* begin RECORDS SUPPLIED *

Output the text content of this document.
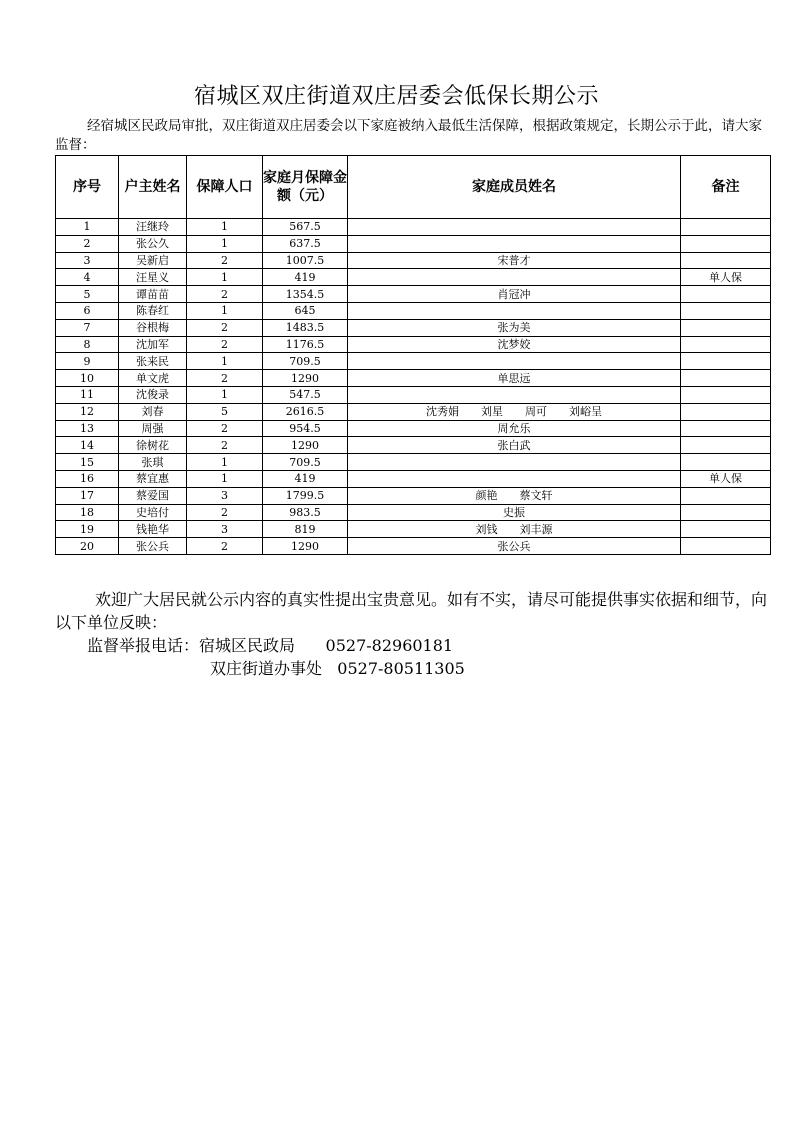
宿城区双庄街道双庄居委会低保长期公示
经宿城区民政局审批，双庄街道双庄居委会以下家庭被纳入最低生活保障，根据政策规定，长期公示于此，请大家监督：
序号	户主姓名	保障人口	家庭月保障金额（元）	家庭成员姓名	备注
1	汪继玲	1	567.5		
2	张公久	1	637.5		
3	吴新启	2	1007.5	宋普才	
4	汪星义	1	419		单人保
5	谭苗苗	2	1354.5	肖冠冲	
6	陈春红	1	645		
7	谷根梅	2	1483.5	张为美	
8	沈加军	2	1176.5	沈梦姣	
9	张来民	1	709.5		
10	单文虎	2	1290	单思远	
11	沈俊录	1	547.5		
12	刘春	5	2616.5	沈秀娟　　刘星　　周可　　刘峪呈	
13	周强	2	954.5	周允乐	
14	徐树花	2	1290	张白武	
15	张琪	1	709.5		
16	蔡宜惠	1	419		单人保
17	蔡爱国	3	1799.5	颜艳　　蔡文轩	
18	史培付	2	983.5	史振	
19	钱艳华	3	819	刘钱　　刘丰源	
20	张公兵	2	1290	张公兵	
欢迎广大居民就公示内容的真实性提出宝贵意见。如有不实，请尽可能提供事实依据和细节，向以下单位反映：
监督举报电话：宿城区民政局 0527-82960181
双庄街道办事处 0527-80511305
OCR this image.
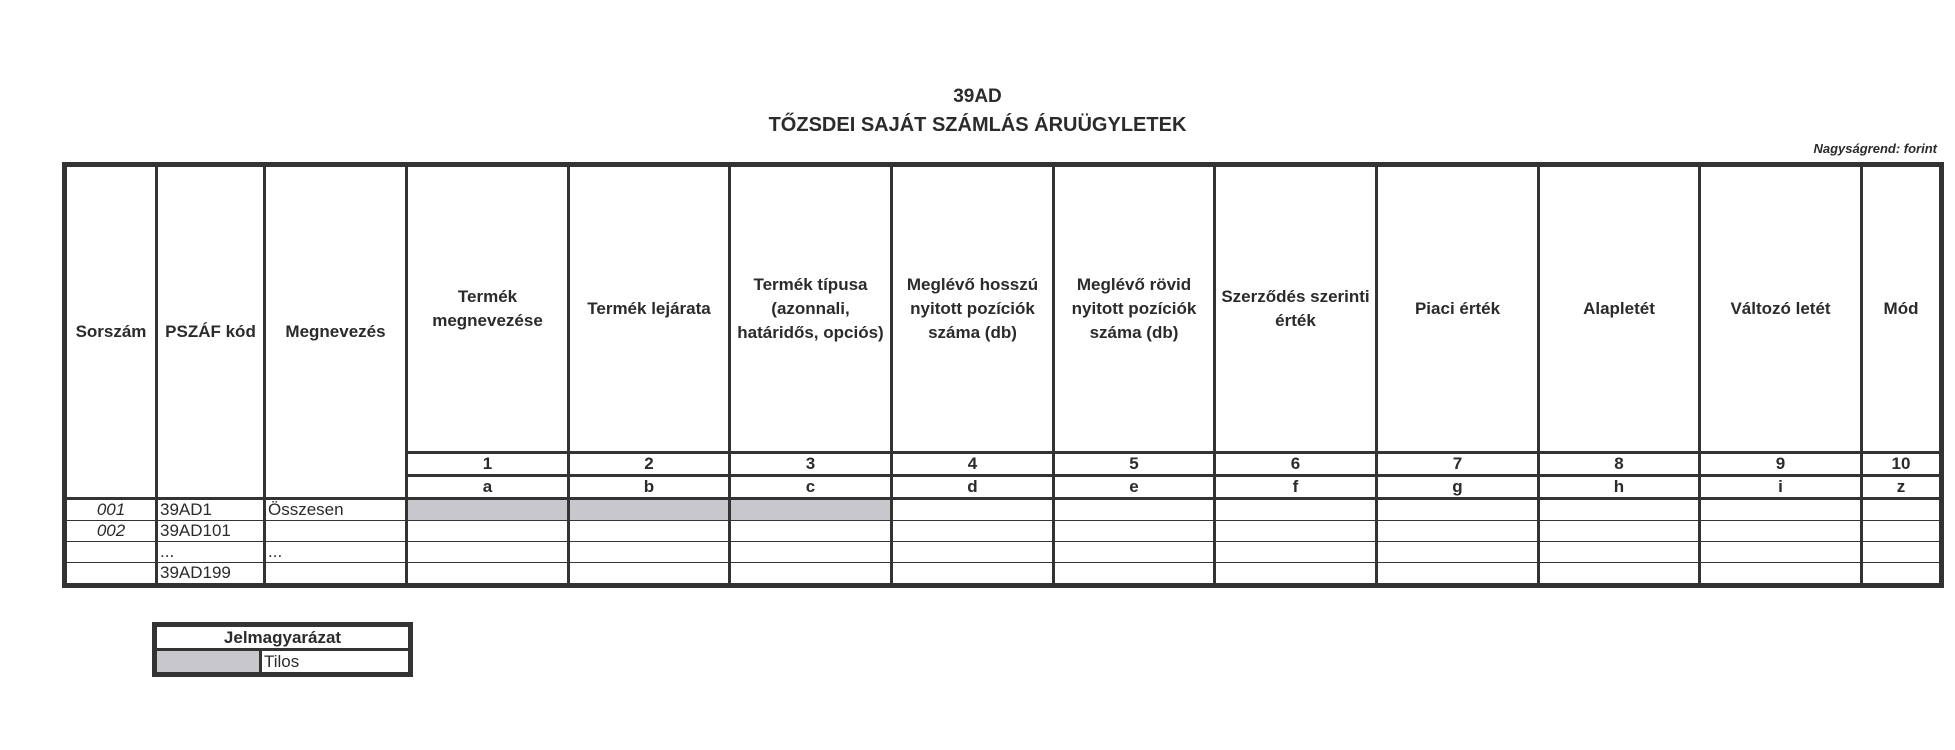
39AD
TŐZSDEI SAJÁT SZÁMLÁS ÁRUÜGYLETEK
Nagyságrend: forint
Sorszám	PSZÁF kód	Megnevezés	Termék megnevezése	Termék lejárata	Termék típusa (azonnali, határidős, opciós)	Meglévő hosszú nyitott pozíciók száma (db)	Meglévő rövid nyitott pozíciók száma (db)	Szerződés szerinti érték	Piaci érték	Alapletét	Változó letét	Mód
			1	2	3	4	5	6	7	8	9	10
			a	b	c	d	e	f	g	h	i	z
001	39AD1	Összesen										
002	39AD101											
	...	...										
	39AD199											
Jelmagyarázat
	Tilos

* end RECORDS SUPPLIED *

◆ SHORT EXERCISE ◆
Write the full listing out again with every line unchanged, but include no pictures.

◆ EXERCISE OUTPUT ◆
Output the text content of this document.
宿城区双庄街道双庄居委会低保长期公示
经宿城区民政局审批，双庄街道双庄居委会以下家庭被纳入最低生活保障，根据政策规定，长期公示于此，请大家监督：
序号	户主姓名	保障人口	家庭月保障金额（元）	家庭成员姓名	备注
1	汪继玲	1	567.5		
2	张公久	1	637.5		
3	吴新启	2	1007.5	宋普才	
4	汪星义	1	419		单人保
5	谭苗苗	2	1354.5	肖冠冲	
6	陈春红	1	645		
7	谷根梅	2	1483.5	张为美	
8	沈加军	2	1176.5	沈梦姣	
9	张来民	1	709.5		
10	单文虎	2	1290	单思远	
11	沈俊录	1	547.5		
12	刘春	5	2616.5	沈秀娟　　刘星　　周可　　刘峪呈	
13	周强	2	954.5	周允乐	
14	徐树花	2	1290	张白武	
15	张琪	1	709.5		
16	蔡宜惠	1	419		单人保
17	蔡爱国	3	1799.5	颜艳　　蔡文轩	
18	史培付	2	983.5	史振	
19	钱艳华	3	819	刘钱　　刘丰源	
20	张公兵	2	1290	张公兵	
欢迎广大居民就公示内容的真实性提出宝贵意见。如有不实，请尽可能提供事实依据和细节，向以下单位反映：
监督举报电话：宿城区民政局 0527-82960181
双庄街道办事处 0527-80511305
OCR this image.
39AD
TŐZSDEI SAJÁT SZÁMLÁS ÁRUÜGYLETEK
Nagyságrend: forint
Sorszám	PSZÁF kód	Megnevezés	Termék megnevezése	Termék lejárata	Termék típusa (azonnali, határidős, opciós)	Meglévő hosszú nyitott pozíciók száma (db)	Meglévő rövid nyitott pozíciók száma (db)	Szerződés szerinti érték	Piaci érték	Alapletét	Változó letét	Mód
			1	2	3	4	5	6	7	8	9	10
			a	b	c	d	e	f	g	h	i	z
001	39AD1	Összesen										
002	39AD101											
	...	...										
	39AD199											
Jelmagyarázat
	Tilos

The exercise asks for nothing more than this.